— START —
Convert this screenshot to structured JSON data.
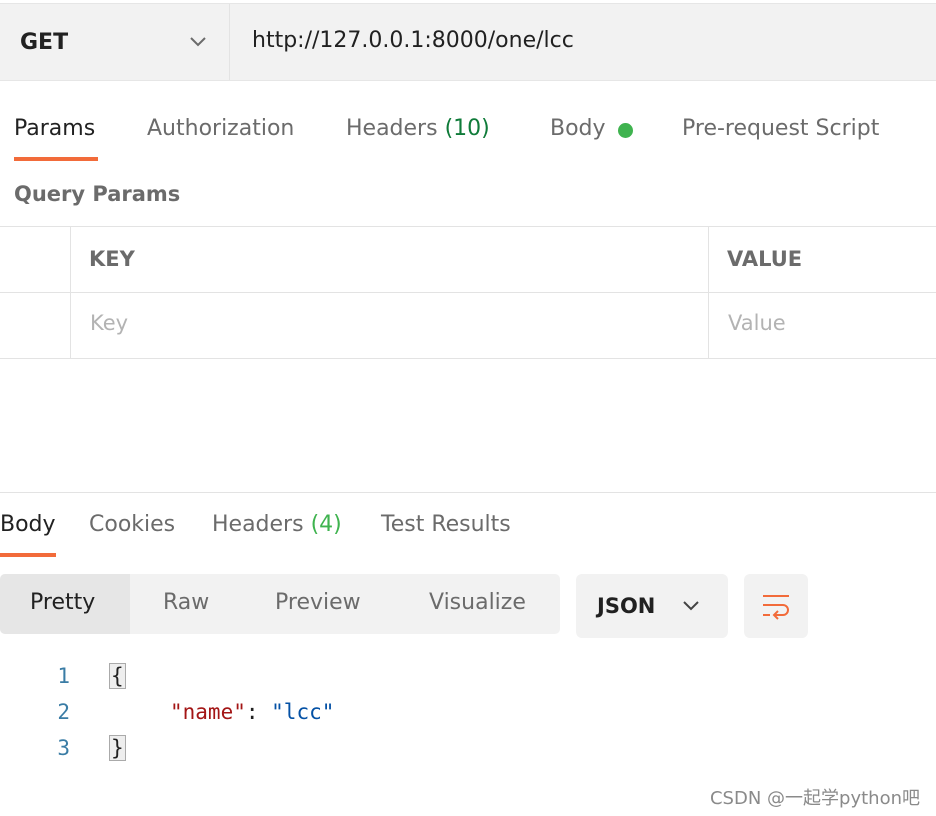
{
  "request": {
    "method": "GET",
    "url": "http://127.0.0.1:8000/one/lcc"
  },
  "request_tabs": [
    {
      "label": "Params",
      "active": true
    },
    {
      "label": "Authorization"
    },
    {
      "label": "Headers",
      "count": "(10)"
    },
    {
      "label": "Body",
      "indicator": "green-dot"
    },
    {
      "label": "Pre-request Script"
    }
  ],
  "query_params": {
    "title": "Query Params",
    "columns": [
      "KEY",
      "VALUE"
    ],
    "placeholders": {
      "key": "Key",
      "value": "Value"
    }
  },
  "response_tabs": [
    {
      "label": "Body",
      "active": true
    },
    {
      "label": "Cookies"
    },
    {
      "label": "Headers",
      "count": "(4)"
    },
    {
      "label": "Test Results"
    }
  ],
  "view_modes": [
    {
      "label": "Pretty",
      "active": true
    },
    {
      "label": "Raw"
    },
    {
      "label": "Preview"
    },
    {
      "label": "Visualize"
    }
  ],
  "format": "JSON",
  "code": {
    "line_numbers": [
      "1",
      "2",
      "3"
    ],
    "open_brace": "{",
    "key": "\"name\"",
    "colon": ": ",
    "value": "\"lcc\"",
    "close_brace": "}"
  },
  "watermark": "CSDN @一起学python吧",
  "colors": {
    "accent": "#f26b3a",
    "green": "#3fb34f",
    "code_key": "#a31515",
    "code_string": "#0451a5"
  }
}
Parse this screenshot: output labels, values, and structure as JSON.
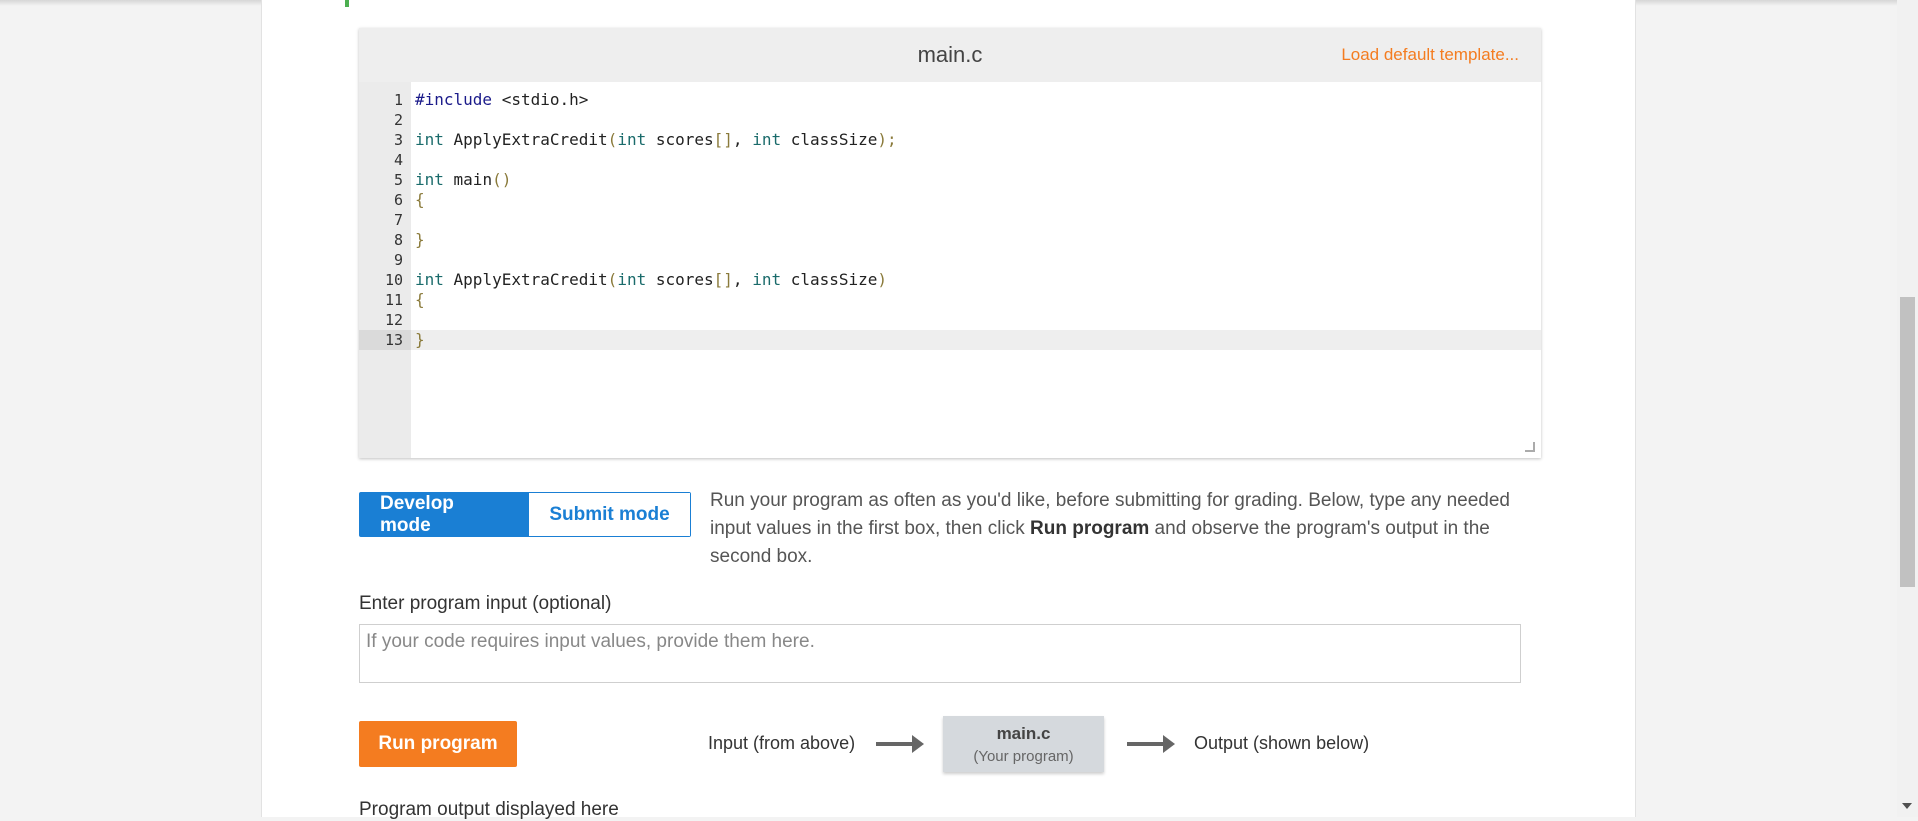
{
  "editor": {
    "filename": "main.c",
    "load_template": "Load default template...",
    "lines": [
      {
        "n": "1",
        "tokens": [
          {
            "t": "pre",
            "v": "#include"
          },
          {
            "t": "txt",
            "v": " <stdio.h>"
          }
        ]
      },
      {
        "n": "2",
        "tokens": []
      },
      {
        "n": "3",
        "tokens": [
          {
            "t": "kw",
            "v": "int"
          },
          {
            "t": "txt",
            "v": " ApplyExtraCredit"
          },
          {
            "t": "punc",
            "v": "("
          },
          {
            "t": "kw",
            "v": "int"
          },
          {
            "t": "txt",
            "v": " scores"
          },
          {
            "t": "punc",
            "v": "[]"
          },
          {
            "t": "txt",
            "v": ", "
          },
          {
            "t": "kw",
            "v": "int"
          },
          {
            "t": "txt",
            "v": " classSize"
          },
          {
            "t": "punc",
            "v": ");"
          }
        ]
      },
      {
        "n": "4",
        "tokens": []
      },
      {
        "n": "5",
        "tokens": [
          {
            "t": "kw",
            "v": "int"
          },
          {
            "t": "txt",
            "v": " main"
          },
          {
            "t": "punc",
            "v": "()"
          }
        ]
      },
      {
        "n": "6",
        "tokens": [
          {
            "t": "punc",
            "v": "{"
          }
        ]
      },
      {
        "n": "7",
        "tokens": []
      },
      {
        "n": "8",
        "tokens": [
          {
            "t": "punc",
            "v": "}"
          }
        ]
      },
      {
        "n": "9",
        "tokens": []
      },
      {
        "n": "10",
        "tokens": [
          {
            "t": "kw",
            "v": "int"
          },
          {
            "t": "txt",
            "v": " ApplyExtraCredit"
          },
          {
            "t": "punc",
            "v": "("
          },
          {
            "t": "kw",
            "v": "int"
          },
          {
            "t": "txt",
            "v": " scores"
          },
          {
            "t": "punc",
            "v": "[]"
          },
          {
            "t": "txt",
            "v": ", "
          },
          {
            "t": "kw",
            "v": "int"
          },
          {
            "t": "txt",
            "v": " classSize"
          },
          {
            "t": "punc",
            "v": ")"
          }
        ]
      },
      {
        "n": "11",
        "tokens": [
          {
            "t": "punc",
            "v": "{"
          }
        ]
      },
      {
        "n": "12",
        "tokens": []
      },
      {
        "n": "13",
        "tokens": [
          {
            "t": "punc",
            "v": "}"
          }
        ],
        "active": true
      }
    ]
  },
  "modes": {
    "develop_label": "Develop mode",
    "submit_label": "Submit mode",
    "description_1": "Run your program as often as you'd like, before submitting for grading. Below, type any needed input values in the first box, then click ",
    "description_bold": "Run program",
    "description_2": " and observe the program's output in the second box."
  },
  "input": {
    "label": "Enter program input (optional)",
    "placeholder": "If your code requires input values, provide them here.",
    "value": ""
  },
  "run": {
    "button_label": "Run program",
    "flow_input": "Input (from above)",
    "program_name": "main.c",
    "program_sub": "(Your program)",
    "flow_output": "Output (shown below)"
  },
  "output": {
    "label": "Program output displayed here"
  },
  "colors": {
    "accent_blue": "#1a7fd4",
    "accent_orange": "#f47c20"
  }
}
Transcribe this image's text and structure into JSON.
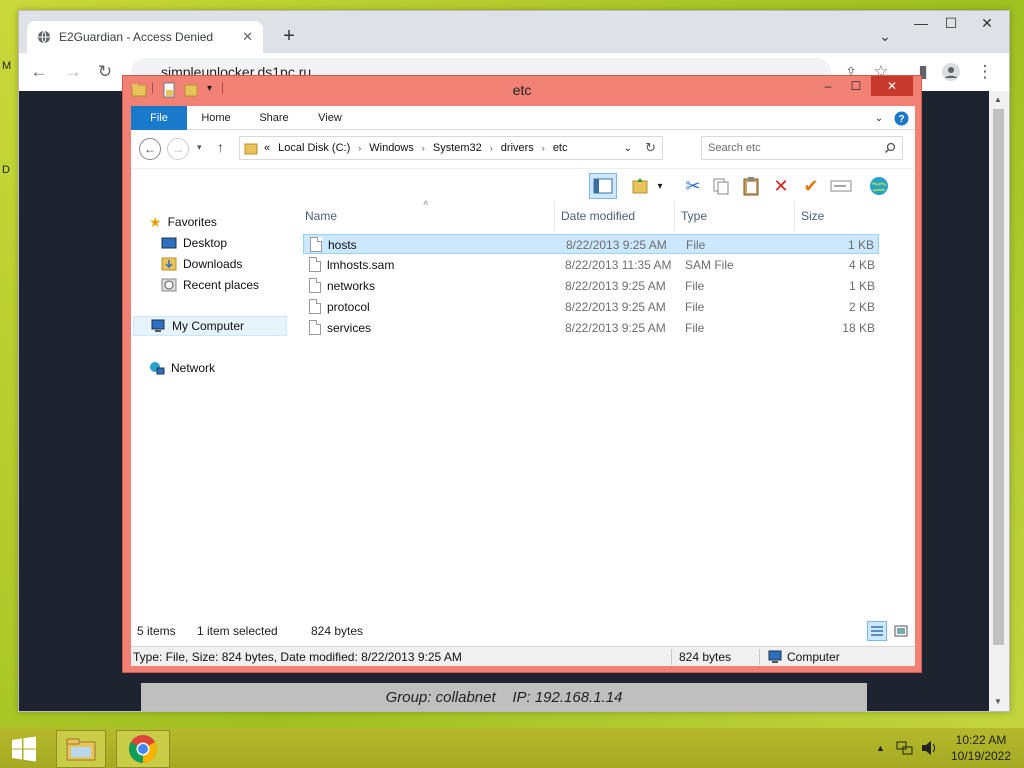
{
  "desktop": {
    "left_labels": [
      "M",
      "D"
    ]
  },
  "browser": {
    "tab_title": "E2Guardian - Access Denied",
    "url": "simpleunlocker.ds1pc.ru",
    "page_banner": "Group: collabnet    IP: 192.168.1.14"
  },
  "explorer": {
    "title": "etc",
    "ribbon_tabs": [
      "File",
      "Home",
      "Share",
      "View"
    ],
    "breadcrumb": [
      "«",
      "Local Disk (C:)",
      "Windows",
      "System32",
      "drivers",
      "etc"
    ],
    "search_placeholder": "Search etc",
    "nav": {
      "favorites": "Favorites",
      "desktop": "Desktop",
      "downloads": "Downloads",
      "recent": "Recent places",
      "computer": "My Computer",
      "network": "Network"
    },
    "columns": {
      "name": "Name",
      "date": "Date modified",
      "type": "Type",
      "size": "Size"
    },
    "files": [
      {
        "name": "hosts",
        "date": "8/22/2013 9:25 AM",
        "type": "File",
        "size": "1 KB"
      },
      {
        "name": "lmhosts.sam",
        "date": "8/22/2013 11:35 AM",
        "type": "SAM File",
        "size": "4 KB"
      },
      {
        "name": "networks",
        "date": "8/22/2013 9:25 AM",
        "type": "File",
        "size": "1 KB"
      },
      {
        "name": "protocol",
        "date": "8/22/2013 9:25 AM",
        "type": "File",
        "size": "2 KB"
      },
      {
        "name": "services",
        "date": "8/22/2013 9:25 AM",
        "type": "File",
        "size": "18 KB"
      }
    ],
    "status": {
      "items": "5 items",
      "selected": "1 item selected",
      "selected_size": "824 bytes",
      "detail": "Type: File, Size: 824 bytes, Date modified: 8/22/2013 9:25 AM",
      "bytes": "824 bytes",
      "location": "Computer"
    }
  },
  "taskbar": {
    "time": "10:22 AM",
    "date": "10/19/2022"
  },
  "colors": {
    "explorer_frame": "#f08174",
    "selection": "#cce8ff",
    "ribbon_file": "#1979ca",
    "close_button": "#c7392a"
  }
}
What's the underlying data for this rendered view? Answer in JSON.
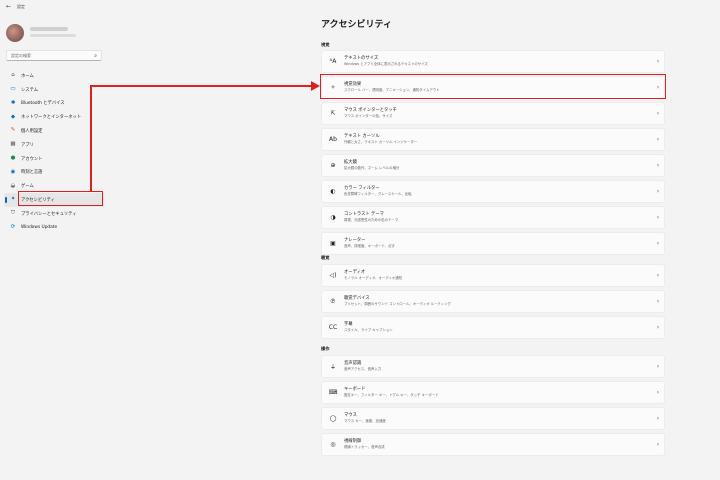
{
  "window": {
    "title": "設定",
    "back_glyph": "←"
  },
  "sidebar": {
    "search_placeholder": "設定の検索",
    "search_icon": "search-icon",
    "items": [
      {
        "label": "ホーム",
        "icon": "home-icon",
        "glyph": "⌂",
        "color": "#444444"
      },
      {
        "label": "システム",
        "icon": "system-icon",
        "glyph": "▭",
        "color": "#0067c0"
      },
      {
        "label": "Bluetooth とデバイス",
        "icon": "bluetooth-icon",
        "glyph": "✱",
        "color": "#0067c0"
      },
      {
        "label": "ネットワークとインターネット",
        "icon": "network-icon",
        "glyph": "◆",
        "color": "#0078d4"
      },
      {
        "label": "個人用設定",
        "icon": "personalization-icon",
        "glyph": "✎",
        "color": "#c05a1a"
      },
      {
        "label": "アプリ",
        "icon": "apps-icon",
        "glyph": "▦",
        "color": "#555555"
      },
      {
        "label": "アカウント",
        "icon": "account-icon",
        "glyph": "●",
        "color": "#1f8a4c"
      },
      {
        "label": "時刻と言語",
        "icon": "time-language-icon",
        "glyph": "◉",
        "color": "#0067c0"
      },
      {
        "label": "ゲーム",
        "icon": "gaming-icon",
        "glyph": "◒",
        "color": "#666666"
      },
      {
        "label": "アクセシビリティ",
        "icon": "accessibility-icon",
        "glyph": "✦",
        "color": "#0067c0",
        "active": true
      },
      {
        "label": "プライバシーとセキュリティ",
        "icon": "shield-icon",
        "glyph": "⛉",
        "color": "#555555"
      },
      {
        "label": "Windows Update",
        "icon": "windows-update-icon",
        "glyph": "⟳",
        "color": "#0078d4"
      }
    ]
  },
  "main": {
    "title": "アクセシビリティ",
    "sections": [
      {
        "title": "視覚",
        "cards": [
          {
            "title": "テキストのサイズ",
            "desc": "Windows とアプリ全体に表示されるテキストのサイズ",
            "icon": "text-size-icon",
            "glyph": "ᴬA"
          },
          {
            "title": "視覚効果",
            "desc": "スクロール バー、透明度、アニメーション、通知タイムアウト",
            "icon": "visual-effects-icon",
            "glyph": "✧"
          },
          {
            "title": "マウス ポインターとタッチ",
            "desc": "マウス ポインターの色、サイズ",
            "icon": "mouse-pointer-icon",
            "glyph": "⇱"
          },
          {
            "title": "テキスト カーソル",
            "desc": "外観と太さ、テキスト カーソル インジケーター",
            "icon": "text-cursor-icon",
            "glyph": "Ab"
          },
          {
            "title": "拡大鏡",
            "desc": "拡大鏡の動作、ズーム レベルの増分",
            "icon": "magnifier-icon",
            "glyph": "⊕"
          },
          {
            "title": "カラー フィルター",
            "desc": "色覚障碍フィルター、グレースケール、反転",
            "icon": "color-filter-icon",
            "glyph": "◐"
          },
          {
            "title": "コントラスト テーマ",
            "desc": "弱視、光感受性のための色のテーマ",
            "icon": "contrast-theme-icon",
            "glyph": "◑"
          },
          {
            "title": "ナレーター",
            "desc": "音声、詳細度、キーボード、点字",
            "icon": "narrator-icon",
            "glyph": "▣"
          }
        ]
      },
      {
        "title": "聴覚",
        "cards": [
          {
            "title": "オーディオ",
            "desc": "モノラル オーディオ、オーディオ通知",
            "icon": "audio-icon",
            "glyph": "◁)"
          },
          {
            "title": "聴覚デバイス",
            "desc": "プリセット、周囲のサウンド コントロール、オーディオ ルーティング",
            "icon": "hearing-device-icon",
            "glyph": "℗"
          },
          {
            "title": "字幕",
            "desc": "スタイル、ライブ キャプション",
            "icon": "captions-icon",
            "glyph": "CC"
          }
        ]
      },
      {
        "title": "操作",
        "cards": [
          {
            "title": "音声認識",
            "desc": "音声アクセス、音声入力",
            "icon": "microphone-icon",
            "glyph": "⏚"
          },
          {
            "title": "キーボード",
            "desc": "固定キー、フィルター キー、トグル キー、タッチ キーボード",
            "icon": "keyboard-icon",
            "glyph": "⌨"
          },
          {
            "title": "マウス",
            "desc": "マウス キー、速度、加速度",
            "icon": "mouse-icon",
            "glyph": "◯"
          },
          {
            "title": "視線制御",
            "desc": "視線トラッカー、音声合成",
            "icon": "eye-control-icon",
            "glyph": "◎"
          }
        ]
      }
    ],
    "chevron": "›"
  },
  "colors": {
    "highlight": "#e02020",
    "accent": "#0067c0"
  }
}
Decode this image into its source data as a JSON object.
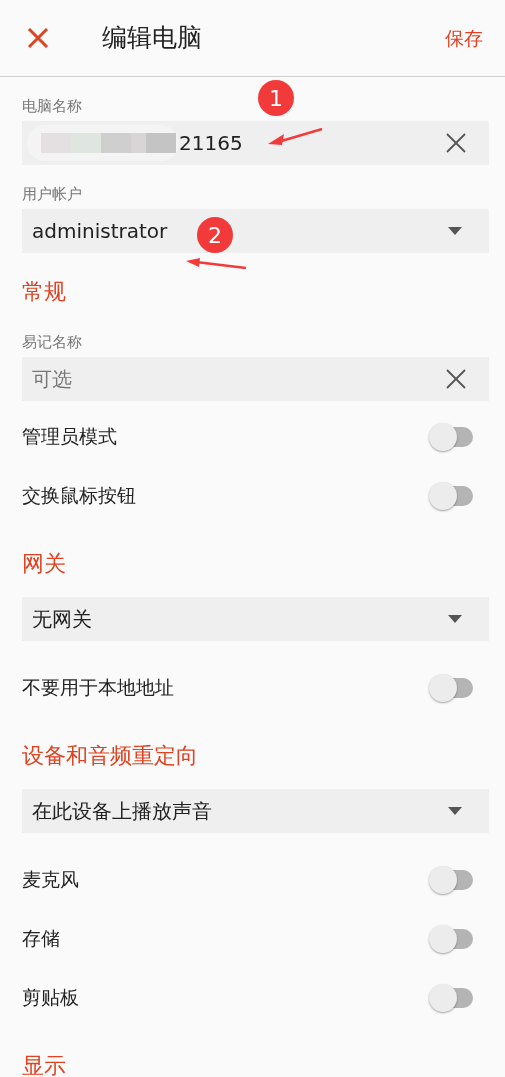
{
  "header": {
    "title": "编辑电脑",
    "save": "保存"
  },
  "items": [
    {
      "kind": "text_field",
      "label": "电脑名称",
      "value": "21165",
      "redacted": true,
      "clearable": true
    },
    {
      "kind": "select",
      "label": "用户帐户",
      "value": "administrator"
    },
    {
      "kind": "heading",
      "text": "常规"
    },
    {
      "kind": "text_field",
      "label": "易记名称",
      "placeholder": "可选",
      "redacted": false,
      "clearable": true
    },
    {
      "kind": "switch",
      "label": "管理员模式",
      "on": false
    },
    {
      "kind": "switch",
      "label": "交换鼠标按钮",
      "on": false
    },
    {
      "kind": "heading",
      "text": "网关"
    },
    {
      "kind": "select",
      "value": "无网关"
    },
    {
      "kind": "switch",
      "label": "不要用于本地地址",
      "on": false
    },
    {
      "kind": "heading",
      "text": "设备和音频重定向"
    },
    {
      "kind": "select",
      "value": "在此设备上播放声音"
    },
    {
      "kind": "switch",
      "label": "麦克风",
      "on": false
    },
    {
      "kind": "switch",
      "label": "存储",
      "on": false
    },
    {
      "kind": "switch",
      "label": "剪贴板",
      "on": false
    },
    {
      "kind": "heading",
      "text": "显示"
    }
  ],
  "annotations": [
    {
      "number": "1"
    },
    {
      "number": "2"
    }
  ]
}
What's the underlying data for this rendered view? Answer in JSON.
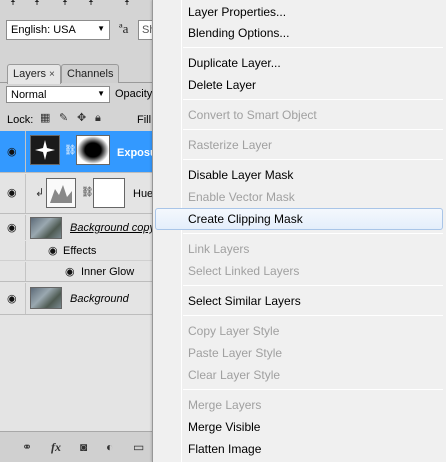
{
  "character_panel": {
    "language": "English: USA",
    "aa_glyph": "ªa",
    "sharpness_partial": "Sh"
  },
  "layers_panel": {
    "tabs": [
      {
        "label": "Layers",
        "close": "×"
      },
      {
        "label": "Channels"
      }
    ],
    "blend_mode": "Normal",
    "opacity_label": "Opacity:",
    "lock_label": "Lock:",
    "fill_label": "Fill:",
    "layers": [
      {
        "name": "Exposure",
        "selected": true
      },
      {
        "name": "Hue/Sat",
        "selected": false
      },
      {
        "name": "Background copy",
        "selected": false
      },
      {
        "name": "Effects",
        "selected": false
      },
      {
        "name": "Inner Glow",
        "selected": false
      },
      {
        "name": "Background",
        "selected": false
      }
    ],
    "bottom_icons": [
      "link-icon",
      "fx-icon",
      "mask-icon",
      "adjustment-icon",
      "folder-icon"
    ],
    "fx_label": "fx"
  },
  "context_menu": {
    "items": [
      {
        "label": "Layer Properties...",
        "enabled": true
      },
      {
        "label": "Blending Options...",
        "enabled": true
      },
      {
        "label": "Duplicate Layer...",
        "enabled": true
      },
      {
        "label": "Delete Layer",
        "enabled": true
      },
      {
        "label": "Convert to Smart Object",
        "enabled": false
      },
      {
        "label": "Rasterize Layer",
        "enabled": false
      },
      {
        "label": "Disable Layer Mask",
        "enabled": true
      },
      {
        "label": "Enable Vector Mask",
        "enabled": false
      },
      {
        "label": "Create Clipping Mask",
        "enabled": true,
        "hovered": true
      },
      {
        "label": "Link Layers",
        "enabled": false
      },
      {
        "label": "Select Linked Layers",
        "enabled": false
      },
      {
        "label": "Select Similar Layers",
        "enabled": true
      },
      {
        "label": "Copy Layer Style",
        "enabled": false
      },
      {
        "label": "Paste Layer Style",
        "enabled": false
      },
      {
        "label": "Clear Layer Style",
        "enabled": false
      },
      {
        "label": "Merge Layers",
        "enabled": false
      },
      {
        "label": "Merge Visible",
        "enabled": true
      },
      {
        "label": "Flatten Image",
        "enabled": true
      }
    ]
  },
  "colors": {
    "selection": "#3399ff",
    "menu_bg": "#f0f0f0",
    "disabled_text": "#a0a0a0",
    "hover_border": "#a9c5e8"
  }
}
— END —
• Exercise brief: Find each line that has the word "bytes", then copy it out.

• Response for this exercise:
      "selected_size": "824 bytes",
      "detail": "Type: File, Size: 824 bytes, Date modified: 8/22/2013 9:25 AM",
      "bytes": "824 bytes",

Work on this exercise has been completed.